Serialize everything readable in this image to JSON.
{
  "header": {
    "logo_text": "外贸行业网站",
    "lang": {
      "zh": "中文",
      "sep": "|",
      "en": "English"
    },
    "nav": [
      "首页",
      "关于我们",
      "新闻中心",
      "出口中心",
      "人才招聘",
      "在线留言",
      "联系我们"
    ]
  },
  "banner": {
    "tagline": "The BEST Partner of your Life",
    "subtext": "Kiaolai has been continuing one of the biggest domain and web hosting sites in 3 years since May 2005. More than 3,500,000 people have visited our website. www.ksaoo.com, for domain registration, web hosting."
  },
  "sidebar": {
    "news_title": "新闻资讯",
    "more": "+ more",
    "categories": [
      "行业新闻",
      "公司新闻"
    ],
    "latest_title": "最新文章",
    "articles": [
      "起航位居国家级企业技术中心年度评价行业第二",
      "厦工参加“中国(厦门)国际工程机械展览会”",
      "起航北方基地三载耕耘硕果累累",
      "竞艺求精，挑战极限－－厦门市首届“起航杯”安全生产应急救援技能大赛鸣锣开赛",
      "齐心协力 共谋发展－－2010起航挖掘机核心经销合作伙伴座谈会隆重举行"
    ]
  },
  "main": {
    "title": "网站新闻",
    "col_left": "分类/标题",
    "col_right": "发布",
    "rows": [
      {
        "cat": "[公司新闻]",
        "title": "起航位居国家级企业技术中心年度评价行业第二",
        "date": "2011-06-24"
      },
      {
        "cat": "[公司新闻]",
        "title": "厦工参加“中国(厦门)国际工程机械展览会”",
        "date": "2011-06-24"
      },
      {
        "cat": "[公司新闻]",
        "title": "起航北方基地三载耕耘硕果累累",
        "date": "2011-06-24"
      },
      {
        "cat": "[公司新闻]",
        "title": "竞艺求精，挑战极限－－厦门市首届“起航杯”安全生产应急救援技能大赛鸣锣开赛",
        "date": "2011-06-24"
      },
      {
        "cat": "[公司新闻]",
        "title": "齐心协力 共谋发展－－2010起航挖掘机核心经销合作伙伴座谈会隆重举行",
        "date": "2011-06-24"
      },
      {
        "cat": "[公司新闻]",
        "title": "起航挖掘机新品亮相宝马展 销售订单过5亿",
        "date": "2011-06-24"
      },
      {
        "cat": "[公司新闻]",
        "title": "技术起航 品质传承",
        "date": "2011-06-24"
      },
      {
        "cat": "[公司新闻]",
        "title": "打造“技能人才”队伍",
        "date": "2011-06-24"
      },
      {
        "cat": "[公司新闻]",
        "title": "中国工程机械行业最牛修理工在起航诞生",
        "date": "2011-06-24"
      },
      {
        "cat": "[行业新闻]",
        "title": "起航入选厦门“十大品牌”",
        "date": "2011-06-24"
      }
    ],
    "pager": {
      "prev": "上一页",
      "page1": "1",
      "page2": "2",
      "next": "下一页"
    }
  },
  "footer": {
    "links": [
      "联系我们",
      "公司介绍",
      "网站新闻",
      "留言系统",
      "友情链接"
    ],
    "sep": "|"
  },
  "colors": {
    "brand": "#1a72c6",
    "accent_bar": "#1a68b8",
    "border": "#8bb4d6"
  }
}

# # #

STATED TASK> State how many lines of the entries above include the word "国际工程机械展览会", offering no text other than the number.

COMPLETED EXERCISE> 2